Output every entry exactly as written.

[start Dataset rows]

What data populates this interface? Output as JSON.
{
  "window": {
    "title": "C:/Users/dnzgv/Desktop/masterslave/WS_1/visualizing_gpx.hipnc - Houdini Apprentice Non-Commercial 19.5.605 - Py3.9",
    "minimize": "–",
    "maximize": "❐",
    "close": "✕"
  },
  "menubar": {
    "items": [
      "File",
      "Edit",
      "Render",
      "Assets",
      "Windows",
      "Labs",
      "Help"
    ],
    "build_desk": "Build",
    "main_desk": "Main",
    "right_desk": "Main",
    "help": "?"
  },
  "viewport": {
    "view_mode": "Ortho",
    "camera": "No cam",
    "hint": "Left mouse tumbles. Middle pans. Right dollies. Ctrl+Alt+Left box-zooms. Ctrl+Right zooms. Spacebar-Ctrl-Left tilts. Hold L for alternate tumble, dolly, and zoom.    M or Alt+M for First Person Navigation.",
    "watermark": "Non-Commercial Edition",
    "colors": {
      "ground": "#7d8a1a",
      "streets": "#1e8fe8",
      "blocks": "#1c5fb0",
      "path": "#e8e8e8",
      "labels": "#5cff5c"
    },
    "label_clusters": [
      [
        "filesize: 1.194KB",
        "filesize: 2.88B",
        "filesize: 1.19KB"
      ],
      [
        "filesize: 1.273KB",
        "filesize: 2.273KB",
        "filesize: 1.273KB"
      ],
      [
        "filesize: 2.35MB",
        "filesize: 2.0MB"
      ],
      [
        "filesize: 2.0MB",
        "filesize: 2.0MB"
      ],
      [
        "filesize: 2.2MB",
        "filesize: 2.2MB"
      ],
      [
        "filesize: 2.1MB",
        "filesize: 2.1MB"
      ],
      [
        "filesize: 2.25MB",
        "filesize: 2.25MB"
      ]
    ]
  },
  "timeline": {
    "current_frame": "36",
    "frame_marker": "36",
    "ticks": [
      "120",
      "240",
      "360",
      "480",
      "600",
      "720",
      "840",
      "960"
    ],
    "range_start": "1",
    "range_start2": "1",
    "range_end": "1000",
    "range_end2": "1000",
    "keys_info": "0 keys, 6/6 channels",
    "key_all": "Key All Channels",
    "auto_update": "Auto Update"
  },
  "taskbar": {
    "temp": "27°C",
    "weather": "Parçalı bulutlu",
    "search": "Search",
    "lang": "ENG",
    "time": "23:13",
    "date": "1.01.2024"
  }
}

[end Dataset rows]

Answer for this exercise:
What data populates this interface? Output as JSON.
{
  "window": {
    "title": "C:/Users/dnzgv/Desktop/masterslave/WS_1/visualizing_gpx.hipnc - Houdini Apprentice Non-Commercial 19.5.605 - Py3.9",
    "minimize": "–",
    "maximize": "❐",
    "close": "✕"
  },
  "menubar": {
    "items": [
      "File",
      "Edit",
      "Render",
      "Assets",
      "Windows",
      "Labs",
      "Help"
    ],
    "build_desk": "Build",
    "main_desk": "Main",
    "right_desk": "Main",
    "help": "?"
  },
  "viewport": {
    "view_mode": "Ortho",
    "camera": "No cam",
    "hint": "Left mouse tumbles. Middle pans. Right dollies. Ctrl+Alt+Left box-zooms. Ctrl+Right zooms. Spacebar-Ctrl-Left tilts. Hold L for alternate tumble, dolly, and zoom.    M or Alt+M for First Person Navigation.",
    "watermark": "Non-Commercial Edition",
    "colors": {
      "ground": "#7d8a1a",
      "streets": "#1e8fe8",
      "blocks": "#1c5fb0",
      "path": "#e8e8e8",
      "labels": "#5cff5c"
    },
    "label_clusters": [
      [
        "filesize: 1.194KB",
        "filesize: 2.88B",
        "filesize: 1.19KB"
      ],
      [
        "filesize: 1.273KB",
        "filesize: 2.273KB",
        "filesize: 1.273KB"
      ],
      [
        "filesize: 2.35MB",
        "filesize: 2.0MB"
      ],
      [
        "filesize: 2.0MB",
        "filesize: 2.0MB"
      ],
      [
        "filesize: 2.2MB",
        "filesize: 2.2MB"
      ],
      [
        "filesize: 2.1MB",
        "filesize: 2.1MB"
      ],
      [
        "filesize: 2.25MB",
        "filesize: 2.25MB"
      ]
    ]
  },
  "timeline": {
    "current_frame": "36",
    "frame_marker": "36",
    "ticks": [
      "120",
      "240",
      "360",
      "480",
      "600",
      "720",
      "840",
      "960"
    ],
    "range_start": "1",
    "range_start2": "1",
    "range_end": "1000",
    "range_end2": "1000",
    "keys_info": "0 keys, 6/6 channels",
    "key_all": "Key All Channels",
    "auto_update": "Auto Update"
  },
  "taskbar": {
    "temp": "27°C",
    "weather": "Parçalı bulutlu",
    "search": "Search",
    "lang": "ENG",
    "time": "23:13",
    "date": "1.01.2024"
  }
}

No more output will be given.